== MATERIAL PROVIDED

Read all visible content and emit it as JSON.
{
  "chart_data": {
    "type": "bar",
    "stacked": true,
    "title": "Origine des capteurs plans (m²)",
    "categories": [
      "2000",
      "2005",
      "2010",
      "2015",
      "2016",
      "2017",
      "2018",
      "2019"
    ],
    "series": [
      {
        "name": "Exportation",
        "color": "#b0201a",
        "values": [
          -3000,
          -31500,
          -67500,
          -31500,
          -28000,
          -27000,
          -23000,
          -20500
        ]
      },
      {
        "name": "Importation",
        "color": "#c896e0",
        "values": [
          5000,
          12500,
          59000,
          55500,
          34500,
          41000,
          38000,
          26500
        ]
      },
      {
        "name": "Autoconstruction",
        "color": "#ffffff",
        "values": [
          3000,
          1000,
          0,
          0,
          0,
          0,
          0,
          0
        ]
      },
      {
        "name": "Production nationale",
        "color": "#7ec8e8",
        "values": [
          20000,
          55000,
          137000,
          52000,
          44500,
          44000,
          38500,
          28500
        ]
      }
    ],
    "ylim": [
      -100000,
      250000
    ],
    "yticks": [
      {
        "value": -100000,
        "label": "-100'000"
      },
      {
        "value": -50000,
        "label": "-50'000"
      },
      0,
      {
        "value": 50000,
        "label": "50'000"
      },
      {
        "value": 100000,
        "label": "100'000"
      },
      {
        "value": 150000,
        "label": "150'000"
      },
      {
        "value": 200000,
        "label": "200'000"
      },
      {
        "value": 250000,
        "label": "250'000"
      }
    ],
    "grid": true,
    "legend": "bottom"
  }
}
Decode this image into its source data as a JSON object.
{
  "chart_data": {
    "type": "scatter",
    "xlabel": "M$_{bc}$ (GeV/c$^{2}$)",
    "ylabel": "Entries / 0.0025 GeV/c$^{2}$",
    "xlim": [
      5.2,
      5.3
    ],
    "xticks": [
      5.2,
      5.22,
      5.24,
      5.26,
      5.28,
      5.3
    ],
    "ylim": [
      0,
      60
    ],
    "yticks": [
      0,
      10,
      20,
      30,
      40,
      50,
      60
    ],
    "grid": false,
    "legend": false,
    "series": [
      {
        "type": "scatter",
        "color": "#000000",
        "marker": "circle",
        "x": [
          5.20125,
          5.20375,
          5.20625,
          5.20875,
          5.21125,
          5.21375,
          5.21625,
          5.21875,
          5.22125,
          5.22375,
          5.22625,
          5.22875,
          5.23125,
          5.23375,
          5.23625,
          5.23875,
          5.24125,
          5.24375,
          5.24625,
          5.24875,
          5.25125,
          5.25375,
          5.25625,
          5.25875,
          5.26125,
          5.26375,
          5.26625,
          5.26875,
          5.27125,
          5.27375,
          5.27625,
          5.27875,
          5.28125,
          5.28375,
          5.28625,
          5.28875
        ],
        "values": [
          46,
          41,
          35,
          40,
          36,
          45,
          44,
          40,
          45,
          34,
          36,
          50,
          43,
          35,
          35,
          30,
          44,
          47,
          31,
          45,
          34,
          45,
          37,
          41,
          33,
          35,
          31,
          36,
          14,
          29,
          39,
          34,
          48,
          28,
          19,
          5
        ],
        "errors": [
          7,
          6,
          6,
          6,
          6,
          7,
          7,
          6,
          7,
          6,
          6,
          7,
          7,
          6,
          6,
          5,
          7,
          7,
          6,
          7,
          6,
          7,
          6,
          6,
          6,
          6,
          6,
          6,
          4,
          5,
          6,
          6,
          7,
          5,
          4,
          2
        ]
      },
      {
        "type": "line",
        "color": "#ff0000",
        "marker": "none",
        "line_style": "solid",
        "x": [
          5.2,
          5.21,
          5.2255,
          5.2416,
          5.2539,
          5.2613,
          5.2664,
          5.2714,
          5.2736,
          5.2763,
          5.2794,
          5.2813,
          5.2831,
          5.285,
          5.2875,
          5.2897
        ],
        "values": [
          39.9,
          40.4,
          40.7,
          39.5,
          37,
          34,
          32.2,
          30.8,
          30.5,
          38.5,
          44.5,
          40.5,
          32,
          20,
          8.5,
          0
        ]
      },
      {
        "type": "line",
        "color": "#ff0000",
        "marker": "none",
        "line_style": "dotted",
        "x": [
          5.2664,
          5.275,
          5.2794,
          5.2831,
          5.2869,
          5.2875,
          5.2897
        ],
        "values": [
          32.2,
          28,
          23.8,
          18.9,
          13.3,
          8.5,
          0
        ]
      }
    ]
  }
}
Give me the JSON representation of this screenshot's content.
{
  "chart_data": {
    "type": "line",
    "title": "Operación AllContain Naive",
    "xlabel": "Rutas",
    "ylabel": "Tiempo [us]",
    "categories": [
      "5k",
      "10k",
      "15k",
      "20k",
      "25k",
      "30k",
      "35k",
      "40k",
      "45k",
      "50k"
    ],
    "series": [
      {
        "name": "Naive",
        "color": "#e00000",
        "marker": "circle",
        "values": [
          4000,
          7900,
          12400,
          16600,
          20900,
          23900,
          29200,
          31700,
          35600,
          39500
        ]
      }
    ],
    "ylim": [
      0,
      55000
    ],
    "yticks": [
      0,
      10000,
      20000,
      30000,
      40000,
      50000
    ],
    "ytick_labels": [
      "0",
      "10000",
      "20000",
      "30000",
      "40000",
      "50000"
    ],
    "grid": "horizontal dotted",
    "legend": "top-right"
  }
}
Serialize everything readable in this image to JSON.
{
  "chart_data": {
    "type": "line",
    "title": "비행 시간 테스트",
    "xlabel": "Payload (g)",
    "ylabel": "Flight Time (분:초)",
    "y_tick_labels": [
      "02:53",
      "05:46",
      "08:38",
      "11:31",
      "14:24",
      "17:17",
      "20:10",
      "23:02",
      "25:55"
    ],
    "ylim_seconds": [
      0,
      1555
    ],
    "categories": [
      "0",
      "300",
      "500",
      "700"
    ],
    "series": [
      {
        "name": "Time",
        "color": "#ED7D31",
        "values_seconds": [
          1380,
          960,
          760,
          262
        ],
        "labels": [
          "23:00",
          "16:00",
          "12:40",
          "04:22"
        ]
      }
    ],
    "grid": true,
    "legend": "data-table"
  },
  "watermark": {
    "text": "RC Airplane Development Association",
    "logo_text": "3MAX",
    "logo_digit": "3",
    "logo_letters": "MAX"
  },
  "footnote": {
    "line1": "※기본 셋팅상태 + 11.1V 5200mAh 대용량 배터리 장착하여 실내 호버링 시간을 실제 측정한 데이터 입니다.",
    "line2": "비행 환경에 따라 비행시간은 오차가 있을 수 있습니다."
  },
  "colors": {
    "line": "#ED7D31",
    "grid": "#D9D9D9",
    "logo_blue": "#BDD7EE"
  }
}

====

JOB
Go through the records. Copy each line where "xlabel" appears.

ANSWER TO THIS EXERCISE
    "xlabel": "M$_{bc}$ (GeV/c$^{2}$)",
    "xlabel": "Rutas",
    "xlabel": "Payload (g)",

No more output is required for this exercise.